● WHAT TO WORK ON
If a line in the data holds "byggnad", copy that line out in full.
■ ■ ■ ■
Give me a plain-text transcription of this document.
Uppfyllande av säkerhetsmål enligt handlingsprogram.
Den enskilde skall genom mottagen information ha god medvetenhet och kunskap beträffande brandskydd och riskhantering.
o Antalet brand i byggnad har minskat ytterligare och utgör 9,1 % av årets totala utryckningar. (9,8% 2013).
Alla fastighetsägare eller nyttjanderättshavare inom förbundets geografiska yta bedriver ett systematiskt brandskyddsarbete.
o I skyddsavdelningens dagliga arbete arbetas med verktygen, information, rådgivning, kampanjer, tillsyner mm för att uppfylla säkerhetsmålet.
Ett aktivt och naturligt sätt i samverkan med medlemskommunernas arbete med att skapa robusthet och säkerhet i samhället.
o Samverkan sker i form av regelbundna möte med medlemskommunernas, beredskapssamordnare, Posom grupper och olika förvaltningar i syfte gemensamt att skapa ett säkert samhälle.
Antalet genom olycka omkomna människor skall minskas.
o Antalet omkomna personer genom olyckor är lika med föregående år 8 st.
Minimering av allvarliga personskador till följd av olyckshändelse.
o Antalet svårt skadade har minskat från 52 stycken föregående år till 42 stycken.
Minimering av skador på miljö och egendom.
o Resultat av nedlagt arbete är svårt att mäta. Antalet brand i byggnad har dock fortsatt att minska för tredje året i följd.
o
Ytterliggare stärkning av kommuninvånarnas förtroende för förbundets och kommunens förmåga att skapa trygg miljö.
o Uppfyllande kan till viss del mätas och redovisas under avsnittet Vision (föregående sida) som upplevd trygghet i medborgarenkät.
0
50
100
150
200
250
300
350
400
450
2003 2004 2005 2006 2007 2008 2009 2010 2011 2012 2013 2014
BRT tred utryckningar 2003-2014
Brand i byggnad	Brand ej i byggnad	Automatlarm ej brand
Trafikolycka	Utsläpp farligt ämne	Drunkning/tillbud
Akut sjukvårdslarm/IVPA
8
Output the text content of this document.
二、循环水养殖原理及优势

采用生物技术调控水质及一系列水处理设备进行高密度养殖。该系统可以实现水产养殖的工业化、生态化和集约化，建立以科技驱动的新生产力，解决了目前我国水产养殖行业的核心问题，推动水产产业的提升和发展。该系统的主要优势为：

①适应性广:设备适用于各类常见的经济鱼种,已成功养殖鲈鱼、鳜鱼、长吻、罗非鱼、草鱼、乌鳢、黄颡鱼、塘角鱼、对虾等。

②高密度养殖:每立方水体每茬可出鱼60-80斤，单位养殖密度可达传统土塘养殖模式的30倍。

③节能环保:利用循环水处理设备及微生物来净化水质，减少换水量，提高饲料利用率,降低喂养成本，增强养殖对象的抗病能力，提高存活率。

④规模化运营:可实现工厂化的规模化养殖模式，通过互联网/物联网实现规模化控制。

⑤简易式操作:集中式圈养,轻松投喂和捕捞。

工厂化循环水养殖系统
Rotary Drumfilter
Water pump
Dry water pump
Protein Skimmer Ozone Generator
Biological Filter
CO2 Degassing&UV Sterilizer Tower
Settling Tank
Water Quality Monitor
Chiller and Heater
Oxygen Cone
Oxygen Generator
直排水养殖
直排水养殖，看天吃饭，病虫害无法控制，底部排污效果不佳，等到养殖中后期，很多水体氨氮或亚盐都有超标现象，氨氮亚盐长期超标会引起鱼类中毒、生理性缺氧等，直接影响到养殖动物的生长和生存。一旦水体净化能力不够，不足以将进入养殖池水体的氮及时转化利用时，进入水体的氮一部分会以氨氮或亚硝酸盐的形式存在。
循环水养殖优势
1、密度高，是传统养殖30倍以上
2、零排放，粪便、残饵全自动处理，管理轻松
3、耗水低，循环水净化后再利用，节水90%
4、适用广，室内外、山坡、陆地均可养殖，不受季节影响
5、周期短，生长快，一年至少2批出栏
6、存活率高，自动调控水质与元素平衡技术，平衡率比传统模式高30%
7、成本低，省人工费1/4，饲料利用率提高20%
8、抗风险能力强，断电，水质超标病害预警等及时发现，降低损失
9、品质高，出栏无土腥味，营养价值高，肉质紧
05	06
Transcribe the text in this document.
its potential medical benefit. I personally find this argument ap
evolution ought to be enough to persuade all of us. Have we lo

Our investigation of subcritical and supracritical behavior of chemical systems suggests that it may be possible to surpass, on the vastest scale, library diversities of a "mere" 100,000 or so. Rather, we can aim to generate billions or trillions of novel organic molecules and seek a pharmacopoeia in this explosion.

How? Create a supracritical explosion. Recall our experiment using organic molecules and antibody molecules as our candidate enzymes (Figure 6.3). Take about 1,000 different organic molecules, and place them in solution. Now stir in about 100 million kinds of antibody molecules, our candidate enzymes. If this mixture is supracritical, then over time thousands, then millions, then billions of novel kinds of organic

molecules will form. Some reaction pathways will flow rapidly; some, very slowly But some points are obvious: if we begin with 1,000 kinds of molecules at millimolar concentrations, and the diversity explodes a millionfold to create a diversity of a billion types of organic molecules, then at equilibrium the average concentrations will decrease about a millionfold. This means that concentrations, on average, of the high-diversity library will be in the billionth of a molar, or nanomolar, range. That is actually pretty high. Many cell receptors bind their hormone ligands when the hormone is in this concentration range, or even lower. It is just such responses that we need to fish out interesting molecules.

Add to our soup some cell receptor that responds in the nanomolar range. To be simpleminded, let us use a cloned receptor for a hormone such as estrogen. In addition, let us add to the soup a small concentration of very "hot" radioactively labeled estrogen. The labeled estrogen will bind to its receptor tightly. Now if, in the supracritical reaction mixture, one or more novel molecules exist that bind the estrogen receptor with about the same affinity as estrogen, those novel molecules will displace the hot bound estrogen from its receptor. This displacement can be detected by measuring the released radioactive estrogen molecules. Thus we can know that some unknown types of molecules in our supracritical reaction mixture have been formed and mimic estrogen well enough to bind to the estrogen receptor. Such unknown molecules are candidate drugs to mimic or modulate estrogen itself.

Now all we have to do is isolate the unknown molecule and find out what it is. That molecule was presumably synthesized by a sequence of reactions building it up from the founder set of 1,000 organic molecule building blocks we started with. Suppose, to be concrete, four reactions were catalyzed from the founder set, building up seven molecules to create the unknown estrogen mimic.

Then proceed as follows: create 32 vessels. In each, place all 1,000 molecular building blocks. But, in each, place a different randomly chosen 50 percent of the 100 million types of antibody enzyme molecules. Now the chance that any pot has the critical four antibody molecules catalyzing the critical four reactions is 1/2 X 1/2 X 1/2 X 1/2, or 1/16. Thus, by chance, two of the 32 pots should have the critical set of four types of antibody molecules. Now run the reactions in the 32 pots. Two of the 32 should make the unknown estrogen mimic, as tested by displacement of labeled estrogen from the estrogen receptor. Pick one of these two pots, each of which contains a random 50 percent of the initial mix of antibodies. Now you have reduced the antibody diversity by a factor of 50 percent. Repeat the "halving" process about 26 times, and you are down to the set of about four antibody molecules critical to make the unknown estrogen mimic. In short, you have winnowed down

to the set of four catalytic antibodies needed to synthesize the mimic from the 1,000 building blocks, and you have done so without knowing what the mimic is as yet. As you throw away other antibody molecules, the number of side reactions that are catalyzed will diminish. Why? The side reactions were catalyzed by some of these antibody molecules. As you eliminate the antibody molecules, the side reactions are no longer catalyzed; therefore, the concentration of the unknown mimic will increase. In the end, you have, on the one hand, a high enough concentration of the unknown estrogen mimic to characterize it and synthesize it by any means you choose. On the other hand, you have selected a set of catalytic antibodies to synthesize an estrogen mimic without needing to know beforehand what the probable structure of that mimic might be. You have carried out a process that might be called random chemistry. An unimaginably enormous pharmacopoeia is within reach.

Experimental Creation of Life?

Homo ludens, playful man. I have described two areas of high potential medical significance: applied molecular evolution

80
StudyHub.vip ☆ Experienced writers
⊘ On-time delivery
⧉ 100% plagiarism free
■ ■ ■ ■
● SOLUTION
o Antalet brand i byggnad har minskat ytterligare och utgör 9,1 % av årets totala utryckningar. (9,8% 2013).
o Resultat av nedlagt arbete är svårt att mäta. Antalet brand i byggnad har dock fortsatt att minska för tredje året i följd.
Brand i byggnad	Brand ej i byggnad	Automatlarm ej brand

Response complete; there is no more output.